§ Requirements: In the data, extract each line that holds the string "indications".

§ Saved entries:
** Start **
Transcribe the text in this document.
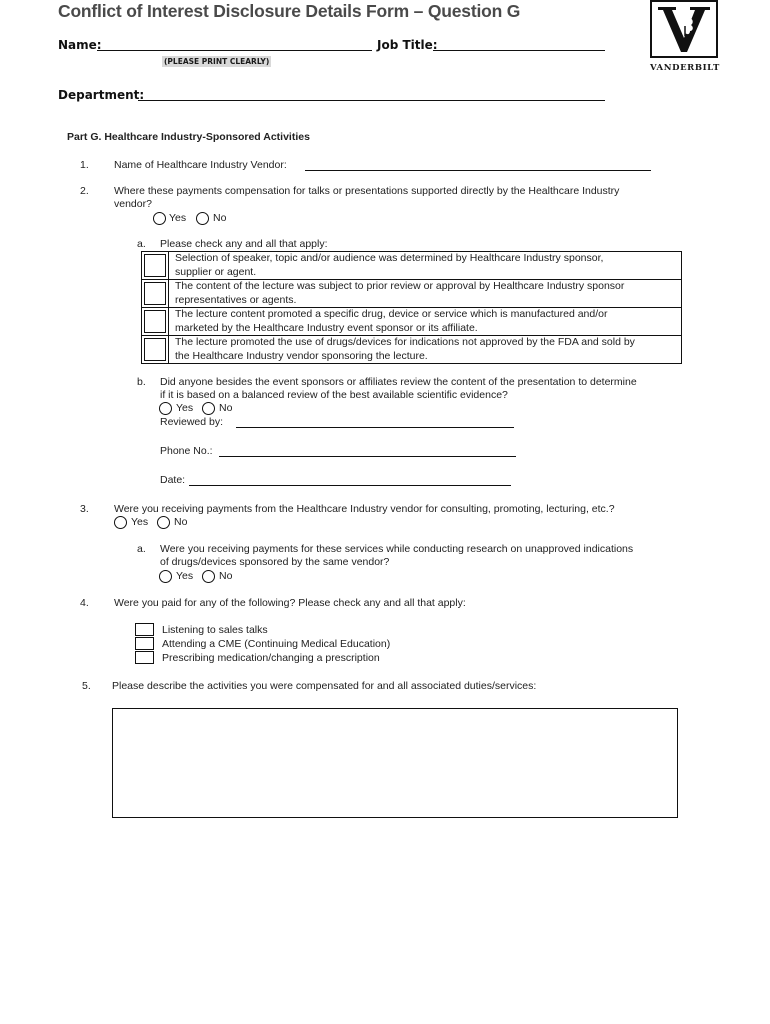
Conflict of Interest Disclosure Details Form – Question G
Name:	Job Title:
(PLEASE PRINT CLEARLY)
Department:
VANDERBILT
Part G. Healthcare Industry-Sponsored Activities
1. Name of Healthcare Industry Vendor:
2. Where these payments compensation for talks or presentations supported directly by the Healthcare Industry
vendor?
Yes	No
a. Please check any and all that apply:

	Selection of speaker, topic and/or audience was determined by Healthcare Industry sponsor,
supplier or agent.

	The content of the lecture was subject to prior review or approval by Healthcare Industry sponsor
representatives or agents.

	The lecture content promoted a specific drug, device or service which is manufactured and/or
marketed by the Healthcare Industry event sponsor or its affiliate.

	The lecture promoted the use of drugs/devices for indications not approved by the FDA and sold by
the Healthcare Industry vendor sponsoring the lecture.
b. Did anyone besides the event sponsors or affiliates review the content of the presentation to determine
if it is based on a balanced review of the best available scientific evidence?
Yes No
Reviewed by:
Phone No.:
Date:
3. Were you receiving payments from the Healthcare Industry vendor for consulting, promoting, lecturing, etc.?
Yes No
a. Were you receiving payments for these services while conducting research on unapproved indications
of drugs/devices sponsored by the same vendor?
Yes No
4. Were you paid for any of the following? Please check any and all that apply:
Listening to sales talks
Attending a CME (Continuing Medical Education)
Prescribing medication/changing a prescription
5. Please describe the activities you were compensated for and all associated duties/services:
** End **
§ Output for this task:
	The lecture promoted the use of drugs/devices for indications not approved by the FDA and sold by
a. Were you receiving payments for these services while conducting research on unapproved indications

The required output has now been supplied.